**Explore the material:**
1 > Decide whether each statement below agrees with the cochlear implant abstract, answering yes or no and quoting the exact words of the abstract that settle it. (a) The sample included 4 men and 6 women. (b) Tinnitus became worse in one patient. (c) Tinnitus severity was assessed only after implantation.
2 > List every mechanism that the cochlear implant abstract gives as a possible explanation for tinnitus reduction after cochlear implantation.
3 > Continue the cochlear implant abstract from the point where it stops.
== Extracted text
Cochlear Implant in Patients With Sudden Unilateral Sensorineural Hearing Loss and Associated Tinnitus

Implante coclear en pacientes con hipoacusia súbita unilateral y acúfeno asociado

Ángel Ramos a, Rubén Polo b, Elisabeth Masgoret a, Ovidio Artiles a, Isidoro Lisner a, , María L. Zaballos a, Cecilia Moreno a, Ángel Osorio a

a Servicio de Otorrinolaringología, Complejo Hospitalario Universitario Insular Materno-Infantil, Las Palmas de Gran Canaria, Spain
b Servicio de Otorrinolaringología, Hospital Ramón y Cajal, Madrid, Spain

Keywords

Cochlear implant. Tinnitus. Sudden hearing loss.

Palabras Clave

Implante coclear. Acúfeno. Hipoacusia súbita.

Abstract

Introduction and objectives

To assess the efficacy of cochlear implantation in patients with unilateral sudden sensorineural hearing loss and associated disabling tinnitus.

Methods

Ten patients suffering from severe-to-profound sudden hearing loss and tinnitus in the affected ear received implants. The sample comprised 4 men and 6 women, with a mean age of 42.7 years (range 34–62) at implantation. The severity of the tinnitus was evaluated with the Spanish validated version of the Tinnitus Handicap Inventory (THI) and a visual analogue scale. These assessments were obtained before and after implantation.

Results

Tinnitus suppression was observed in 2 patients. In 7 cases, we observed an improvement in the THI, in different degrees, and 1 patient remained without changes. Tinnitus worsening was not found in the series studied.

Conclusions

Tinnitus reduction following cochlear implantation can be explained by several mechanisms, such as habituation, acoustic masking, direct stimulation of the cochlear nerve and reorganisation of cortical areas. Even though further research is required, cochlear implantation is an effective method for the treatment of disabling tinnitus in patients with severe-to-profound unilateral sudden sensorineural hearing loss.

Resumen

Introducción y objetivos

Valorar la eficacia del implante coclear en pacientes con hipoacusia súbita unilateral y acúfeno incapacitante asociado.

Métodos

Se han implantado 10 pacientes con hipoacusia súbita severa-profunda unilateral y acúfeno asociado, entre los cuales 4 son varones y 6 mujeres, con media de edad a la implantación de 42,7 años (rango: 34-62). Hemos evaluado la severidad del acúfeno mediante el Tinnitus Handicap Inventory (THI) en su versión validada al castellano y una escala analógica visual pre y postimplantación.

Resultados

Se ha observado una supresión del acúfeno en dos pacientes. Siete pacientes han experimentado una mejoría del THI en distintos grados y no se han producido cambios en un paciente. No ha habido empeoramiento del acúfeno en ningún caso de la serie estudiada.
====
== Records
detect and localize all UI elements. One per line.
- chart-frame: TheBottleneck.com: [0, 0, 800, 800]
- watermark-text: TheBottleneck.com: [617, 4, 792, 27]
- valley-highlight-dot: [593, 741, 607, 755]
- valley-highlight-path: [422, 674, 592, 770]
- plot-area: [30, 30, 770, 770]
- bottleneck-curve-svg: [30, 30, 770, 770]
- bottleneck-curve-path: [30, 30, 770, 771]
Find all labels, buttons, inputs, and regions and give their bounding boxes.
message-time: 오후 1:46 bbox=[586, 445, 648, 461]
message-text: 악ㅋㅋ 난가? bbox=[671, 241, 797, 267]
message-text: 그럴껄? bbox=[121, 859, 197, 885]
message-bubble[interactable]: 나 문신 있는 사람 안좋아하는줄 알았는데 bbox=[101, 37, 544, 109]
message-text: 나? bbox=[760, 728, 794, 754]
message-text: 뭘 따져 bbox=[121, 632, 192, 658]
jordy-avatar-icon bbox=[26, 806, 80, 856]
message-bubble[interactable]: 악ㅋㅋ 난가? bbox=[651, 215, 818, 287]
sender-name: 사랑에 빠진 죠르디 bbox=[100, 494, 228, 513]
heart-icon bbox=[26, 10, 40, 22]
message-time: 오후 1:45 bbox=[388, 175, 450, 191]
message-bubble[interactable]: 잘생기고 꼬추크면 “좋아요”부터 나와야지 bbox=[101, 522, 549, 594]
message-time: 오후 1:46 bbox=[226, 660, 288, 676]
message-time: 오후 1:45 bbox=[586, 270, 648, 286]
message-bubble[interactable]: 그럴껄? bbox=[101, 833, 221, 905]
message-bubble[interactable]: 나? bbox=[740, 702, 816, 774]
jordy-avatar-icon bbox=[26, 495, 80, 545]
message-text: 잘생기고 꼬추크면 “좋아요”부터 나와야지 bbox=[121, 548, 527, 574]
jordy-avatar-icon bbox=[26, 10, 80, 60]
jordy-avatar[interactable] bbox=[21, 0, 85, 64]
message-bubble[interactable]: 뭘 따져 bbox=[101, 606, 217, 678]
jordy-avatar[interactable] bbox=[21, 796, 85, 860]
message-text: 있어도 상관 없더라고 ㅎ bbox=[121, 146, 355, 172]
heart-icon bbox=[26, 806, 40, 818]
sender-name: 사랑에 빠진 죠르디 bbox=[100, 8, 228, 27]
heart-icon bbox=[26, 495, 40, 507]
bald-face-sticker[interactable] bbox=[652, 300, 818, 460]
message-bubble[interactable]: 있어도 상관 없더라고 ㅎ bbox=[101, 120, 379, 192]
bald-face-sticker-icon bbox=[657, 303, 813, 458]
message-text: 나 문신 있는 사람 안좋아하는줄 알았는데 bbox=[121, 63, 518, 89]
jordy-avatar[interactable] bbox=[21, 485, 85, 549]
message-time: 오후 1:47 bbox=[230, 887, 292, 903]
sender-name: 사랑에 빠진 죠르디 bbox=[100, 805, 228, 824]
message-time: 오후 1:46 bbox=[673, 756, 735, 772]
====
**Task answers:**
1 >
(a) Yes: "The sample comprised 4 men and 6 women"
(b) No: "Tinnitus worsening was not found in the series studied."
(c) No: "These assessments were obtained before and after implantation."

2 >
habituation
acoustic masking
direct stimulation of the cochlear nerve
reorganisation of cortical areas

3 >
Conclusiones

La reducción del acúfeno tras implantación coclear se puede deber a varios mecanismos, tales como la habituación, enmascaramiento acústico, estimulación directa del nervio coclear y reorganización de las áreas corticales. Aunque sean precisos más estudios, el implante coclear es un método efectivo para el tratamiento del acúfeno incapacitante en pacientes con hipoacusia súbita severa-profunda unilateral.

Article

Introduction

Tinnitus is defined as an auditory sensation without an external stimulus. It is a common symptom in patients who are candidates for cochlear implant and has a prevalence between 66% and 88%.1

Numerous studies have shown the suppression of tinnitus by electrical stimulation of the acoustic pathway through a cochlear implant, with a low risk of worsening after implantation.2, 3, 4

A recent, innovative indication with promising results has been the cochlear implant fundamentally to treat the tinnitus in patients with unilateral sensorineural hearing loss and associated disabling tinnitus.5, 6, 7, 8

The purpose of our study was to assess the effectiveness of cochlear implantation in patients with sudden, unilateral, severe-profound hearing loss and associated disabling tinnitus.

Methods

We performed a descriptive study with a design including repeated measurements, in which each subject acted as their own control. These subjects were 10 patients included in the study according to the following criteria:

  • 1. Ethical approval by the hospital and the Department of Health.

  • 2. Severe-profound sensorineural hearing loss in the ear to be implanted; disyllabic tests <40% without lip reading at 65dB SPL.

  • 3. Normal hearing or moderate hearing loss in contralateral ear. Disyllabic tests >50% in silence at 65dB SPL in the best conditions, without the aid of lip reading.

  • 4. Degree of disability in Tinnitus Handicap Inventory (THI) >58%.

  • 5. Tinnitus in the ear to be implanted. Onset after sudden idiopathic hearing loss.

  • 6. Failure of prior treatments.

  • 7. Duration of hearing loss <10 years in the ear to be implanted.

  • 8. Duration of tinnitus <3 years.

  • 9. No central source of tinnitus (diabetes, etc.).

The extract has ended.